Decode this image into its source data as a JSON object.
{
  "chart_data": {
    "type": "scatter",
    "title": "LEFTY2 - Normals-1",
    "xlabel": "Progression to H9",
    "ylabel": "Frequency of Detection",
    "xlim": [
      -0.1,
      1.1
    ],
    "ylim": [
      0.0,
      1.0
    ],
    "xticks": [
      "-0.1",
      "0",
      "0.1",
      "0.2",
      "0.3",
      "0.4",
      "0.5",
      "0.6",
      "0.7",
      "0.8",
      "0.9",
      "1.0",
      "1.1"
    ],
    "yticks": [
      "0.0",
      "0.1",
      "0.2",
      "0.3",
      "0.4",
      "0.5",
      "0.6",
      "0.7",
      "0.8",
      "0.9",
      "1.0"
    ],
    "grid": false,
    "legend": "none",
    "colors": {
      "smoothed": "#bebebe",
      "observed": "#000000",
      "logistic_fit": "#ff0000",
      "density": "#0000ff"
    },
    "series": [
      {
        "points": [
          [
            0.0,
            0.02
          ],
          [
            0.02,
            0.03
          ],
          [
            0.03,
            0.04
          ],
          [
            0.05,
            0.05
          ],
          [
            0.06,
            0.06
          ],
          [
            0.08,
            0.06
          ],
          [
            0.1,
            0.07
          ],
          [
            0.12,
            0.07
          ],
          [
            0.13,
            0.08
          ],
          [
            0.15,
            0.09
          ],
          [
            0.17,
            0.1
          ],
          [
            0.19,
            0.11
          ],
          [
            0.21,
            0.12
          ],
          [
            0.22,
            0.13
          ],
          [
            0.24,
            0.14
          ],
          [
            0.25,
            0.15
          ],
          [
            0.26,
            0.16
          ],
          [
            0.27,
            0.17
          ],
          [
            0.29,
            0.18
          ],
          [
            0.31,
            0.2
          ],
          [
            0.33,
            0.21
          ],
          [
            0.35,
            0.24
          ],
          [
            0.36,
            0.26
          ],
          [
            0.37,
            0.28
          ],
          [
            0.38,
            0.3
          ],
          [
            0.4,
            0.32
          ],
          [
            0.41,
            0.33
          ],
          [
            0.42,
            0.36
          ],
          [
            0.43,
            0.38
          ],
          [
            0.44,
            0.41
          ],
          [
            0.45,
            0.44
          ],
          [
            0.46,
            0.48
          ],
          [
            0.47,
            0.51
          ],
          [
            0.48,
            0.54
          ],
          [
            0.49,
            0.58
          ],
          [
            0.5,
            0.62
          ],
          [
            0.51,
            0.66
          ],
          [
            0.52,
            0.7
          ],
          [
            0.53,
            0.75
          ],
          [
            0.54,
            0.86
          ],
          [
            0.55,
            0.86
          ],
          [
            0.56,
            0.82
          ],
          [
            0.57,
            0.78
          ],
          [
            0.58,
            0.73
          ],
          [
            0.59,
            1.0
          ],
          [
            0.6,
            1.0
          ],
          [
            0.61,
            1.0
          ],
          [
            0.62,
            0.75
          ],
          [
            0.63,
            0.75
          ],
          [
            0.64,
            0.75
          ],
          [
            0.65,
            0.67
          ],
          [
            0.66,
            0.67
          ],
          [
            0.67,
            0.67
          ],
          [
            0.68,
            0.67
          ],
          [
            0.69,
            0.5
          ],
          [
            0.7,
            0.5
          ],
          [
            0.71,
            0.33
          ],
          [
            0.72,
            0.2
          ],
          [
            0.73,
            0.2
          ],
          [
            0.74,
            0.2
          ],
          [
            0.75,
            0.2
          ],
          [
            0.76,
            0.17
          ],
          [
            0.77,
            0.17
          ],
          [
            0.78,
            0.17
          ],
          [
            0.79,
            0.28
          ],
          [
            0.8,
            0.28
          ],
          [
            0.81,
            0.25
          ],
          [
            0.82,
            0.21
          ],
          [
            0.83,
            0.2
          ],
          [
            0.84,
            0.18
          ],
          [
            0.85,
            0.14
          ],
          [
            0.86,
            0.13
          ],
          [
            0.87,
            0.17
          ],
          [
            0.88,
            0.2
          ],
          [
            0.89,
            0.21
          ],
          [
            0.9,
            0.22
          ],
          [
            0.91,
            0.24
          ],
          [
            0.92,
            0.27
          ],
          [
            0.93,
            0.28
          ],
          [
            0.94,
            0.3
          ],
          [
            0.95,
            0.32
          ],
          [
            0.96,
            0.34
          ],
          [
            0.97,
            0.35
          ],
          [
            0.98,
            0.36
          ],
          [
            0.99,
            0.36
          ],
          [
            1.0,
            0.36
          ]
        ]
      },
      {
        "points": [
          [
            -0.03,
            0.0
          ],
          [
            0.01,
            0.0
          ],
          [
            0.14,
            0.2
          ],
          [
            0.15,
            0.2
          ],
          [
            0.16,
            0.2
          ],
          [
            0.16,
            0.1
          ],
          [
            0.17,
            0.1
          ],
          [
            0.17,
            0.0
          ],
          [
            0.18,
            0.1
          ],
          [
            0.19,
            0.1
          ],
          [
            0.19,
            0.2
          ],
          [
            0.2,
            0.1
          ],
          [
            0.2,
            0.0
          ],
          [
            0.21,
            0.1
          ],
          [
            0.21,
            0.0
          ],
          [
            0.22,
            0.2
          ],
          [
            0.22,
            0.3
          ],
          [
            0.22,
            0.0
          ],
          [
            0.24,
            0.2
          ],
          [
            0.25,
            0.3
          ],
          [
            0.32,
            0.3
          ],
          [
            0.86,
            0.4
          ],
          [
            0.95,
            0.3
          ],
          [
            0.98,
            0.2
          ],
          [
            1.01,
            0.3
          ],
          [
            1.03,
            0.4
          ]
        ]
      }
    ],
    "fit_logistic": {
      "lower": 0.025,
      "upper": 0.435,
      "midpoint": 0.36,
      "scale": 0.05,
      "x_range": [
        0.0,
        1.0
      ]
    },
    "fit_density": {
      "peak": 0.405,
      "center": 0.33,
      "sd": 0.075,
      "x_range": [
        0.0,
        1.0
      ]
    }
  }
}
* * *
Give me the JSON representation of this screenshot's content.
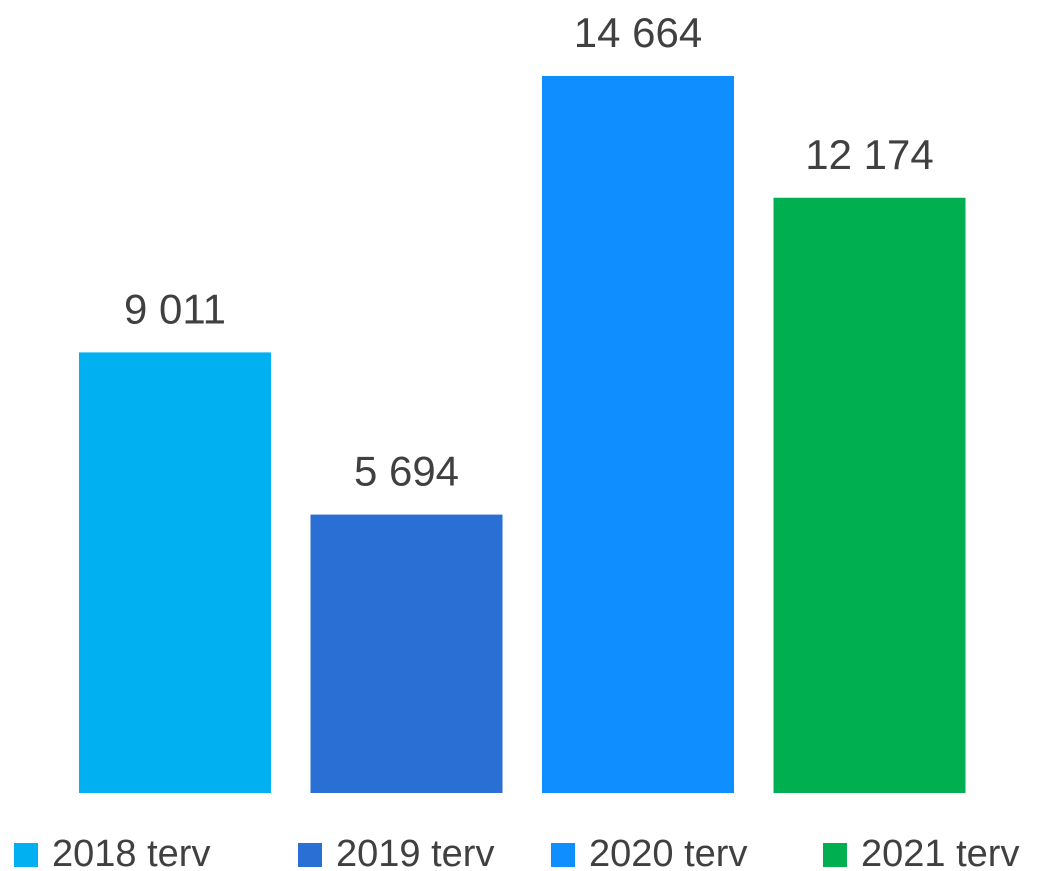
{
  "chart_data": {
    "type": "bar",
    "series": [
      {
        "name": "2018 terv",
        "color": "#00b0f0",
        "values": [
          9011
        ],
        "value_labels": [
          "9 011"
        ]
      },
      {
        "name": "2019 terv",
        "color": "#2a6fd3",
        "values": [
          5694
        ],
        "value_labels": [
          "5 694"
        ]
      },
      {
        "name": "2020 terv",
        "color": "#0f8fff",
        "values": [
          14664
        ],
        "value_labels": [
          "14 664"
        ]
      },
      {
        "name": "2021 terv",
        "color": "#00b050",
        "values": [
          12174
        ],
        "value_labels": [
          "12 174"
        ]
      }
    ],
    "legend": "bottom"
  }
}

Challenge:
Among the entries above, identify all lines with "name" and copy them.

Finished exercise:
        "name": "2018 terv",
        "name": "2019 terv",
        "name": "2020 terv",
        "name": "2021 terv",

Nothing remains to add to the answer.